### TESTO ESTRATTO
++++

Gli studi sul comportamento del consumatore confermano che la pubblicità esterna, quando è coerente con una campagna multicanale, aumenta il ricordo del brand fino al 40% rispetto alla sola comunicazione digitale. I manifesti per affissioni standard si inseriscono bene in questo schema: coprono il territorio fisico mentre altri canali presidiano quello digitale.
Formati standard e normativa italiana
In Italia la gestione degli spazi di affissione è regolata dai Comuni, che assegnano le superfici tramite concessione. I formati ammessi variano da Comune a Comune, ma il riferimento tecnico rimane stabile: il foglio base da 70×100 cm è il punto di partenza per quasi tutte le campagne.
Tra i formati più usati ci sono:
- 35×50 cm (mezzo foglio): ideale per locandine e comunicazioni di piccole dimensioni.
- 70×100 cm (doppio foglio): il formato standard per eccellenza, adatto a testi e immagini di media complessità.
- 100×140 cm (quattro fogli): usato per campagne con forte impatto visivo.
- 140×200 cm e superiori: riservati a grandi campagne o installazioni temporanee.
Per chi vuole approfondire la scelta del supporto giusto, i manifesti disponibili in formato standard coprono la maggior parte delle esigenze comunicative, dal piccolo evento locale alla campagna commerciale strutturata.
Come progettare un manifesto efficace
La progettazione di un manifesto per affissione segue regole diverse rispetto a una brochure o a un post sui social. Il tempo di lettura è brevissimo: chi passa in auto o a piedi ha pochi secondi per cogliere il messaggio. Questo impone scelte precise.
Il testo deve essere ridotto all’essenziale: un titolo forte, un’informazione chiave e, se necessario, un contatto. Le immagini devono essere ad alta risoluzione e a contrasto elevato, perché la stampa in grande formato esalta ogni imperfezione. I colori vanno scelti tenendo conto della luce naturale: tonalità che funzionano su schermo possono risultare spente su carta sotto il sole.
La leggibilità a distanza è il parametro più importante. Un testo che si legge bene a 30 centimetri può diventare illeggibile a 5 metri se il font è troppo sottile o la dimensione troppo piccola.
Materiali e qualità di stampa
La carta usata per i manifesti da affissione deve resistere agli agenti atmosferici: umidità, vento e sbalzi termici sono condizioni normali per un materiale esposto all’aperto. I supporti più comuni sono la carta patinata da 115 a 150 g/m², con trattamenti superficiali che aumentano la resistenza all’acqua.

++++

### DATI DI ORIGINE
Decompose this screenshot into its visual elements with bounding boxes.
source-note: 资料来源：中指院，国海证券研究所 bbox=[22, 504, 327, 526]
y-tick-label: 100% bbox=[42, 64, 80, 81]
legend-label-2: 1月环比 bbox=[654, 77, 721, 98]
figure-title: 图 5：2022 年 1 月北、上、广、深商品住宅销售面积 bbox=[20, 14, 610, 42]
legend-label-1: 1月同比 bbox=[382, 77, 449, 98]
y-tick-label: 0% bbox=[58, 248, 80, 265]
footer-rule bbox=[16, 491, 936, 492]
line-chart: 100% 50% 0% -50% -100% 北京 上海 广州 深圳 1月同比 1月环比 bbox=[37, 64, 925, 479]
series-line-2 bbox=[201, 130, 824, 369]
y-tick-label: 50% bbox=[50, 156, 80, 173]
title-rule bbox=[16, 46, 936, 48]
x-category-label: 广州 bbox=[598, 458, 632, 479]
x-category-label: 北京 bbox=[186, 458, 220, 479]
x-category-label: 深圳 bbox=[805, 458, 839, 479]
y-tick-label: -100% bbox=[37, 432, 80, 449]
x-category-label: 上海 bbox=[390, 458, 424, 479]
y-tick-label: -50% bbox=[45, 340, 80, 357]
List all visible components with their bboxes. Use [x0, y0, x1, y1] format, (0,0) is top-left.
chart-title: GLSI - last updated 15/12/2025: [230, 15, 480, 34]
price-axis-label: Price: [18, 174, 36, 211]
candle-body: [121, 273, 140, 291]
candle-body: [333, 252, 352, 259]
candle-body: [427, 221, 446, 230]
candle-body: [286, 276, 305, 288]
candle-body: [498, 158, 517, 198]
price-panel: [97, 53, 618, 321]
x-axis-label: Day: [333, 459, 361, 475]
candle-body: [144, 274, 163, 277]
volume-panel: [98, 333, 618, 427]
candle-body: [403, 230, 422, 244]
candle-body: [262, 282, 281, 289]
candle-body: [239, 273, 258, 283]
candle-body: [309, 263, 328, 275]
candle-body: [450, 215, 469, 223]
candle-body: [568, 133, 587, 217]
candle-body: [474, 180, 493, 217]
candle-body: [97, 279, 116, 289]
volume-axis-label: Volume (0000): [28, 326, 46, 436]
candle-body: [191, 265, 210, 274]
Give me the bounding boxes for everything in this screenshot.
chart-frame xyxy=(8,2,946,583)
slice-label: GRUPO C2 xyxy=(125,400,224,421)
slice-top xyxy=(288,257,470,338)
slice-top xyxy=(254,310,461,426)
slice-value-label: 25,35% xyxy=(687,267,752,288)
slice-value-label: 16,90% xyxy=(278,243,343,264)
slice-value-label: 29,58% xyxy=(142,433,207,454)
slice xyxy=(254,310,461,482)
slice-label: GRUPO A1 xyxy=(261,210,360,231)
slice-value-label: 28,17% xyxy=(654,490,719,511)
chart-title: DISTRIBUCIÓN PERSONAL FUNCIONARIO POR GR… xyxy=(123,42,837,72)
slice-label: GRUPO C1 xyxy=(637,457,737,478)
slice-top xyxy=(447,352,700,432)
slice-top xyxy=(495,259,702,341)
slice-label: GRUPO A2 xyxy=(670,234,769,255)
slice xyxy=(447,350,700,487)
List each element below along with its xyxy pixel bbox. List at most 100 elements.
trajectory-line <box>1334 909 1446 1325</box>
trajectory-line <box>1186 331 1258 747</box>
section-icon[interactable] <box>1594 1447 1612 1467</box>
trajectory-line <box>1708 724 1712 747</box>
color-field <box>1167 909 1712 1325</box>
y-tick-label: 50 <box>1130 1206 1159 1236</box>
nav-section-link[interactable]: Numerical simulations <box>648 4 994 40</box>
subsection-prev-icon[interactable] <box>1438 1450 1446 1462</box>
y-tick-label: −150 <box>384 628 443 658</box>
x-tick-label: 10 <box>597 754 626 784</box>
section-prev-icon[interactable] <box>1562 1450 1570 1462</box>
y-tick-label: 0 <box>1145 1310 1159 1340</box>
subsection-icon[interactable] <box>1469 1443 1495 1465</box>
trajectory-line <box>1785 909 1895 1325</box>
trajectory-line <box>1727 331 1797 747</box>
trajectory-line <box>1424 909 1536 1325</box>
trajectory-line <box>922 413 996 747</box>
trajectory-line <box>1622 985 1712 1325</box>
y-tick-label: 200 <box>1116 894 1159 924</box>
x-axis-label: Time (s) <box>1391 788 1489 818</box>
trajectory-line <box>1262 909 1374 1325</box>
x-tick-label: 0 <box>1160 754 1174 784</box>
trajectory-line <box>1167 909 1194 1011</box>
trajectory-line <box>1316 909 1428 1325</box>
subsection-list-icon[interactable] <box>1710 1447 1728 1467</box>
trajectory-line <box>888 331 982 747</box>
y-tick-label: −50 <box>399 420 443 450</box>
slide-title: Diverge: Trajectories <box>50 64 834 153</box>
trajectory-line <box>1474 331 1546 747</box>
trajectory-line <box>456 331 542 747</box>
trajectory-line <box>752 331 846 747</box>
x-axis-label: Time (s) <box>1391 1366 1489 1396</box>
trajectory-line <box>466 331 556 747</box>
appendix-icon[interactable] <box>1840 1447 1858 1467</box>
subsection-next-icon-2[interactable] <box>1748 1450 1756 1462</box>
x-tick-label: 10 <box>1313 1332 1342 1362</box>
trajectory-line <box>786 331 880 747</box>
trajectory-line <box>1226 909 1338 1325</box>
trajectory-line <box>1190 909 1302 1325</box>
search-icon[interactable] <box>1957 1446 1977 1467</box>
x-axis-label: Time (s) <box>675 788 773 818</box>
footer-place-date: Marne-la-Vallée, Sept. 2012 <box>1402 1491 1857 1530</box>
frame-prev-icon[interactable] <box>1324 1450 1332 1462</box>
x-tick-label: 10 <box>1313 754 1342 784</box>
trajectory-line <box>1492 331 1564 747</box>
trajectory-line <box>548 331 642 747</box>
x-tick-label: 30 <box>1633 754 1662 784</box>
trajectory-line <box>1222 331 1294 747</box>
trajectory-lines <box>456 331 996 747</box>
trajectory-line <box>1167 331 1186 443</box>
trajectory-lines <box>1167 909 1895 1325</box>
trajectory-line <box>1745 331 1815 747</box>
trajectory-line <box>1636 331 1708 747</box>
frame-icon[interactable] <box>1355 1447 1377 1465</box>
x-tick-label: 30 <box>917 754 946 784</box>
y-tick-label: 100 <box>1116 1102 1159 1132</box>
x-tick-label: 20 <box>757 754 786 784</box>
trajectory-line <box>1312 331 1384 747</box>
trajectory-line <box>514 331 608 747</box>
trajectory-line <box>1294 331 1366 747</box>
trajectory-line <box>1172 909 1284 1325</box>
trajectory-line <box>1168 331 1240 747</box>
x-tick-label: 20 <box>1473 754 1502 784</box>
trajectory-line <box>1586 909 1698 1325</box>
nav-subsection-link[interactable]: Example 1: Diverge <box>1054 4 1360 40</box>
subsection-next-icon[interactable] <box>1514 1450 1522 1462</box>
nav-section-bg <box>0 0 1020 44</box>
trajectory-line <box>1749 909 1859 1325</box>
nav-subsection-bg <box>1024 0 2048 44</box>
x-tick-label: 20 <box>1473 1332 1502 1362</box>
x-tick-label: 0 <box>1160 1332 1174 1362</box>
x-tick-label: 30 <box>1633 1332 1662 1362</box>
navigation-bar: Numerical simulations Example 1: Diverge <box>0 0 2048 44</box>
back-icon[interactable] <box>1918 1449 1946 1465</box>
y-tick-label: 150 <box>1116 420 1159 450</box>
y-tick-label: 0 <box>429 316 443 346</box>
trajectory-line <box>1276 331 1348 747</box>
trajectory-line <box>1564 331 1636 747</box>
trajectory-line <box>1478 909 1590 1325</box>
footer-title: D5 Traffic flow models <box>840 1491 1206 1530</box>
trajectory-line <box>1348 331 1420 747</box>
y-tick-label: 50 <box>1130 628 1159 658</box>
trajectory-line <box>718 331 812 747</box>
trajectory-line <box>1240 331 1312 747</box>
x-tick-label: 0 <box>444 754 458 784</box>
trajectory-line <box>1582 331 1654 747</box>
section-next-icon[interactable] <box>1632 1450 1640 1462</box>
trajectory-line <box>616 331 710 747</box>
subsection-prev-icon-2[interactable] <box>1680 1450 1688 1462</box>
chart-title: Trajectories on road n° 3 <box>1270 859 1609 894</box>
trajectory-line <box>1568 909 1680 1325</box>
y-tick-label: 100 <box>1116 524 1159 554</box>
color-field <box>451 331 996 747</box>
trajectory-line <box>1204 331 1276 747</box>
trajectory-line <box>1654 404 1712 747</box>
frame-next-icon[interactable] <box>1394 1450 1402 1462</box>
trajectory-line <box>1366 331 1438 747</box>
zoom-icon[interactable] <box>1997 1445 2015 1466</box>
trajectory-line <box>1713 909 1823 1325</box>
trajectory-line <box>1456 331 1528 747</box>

++++

### IL TUO OBIETTIVO
Stampa la parte del testo sui manifesti per affissione che va da "- 70×100 cm" fino a "o installazioni temporanee." compreso. I record non hanno alcun legame con il testo sui manifesti per affissione.

### SOLUZIONE DEL COMPITO
- 70×100 cm (doppio foglio): il formato standard per eccellenza, adatto a testi e immagini di media complessità.
- 100×140 cm (quattro fogli): usato per campagne con forte impatto visivo.
- 140×200 cm e superiori: riservati a grandi campagne o installazioni temporanee.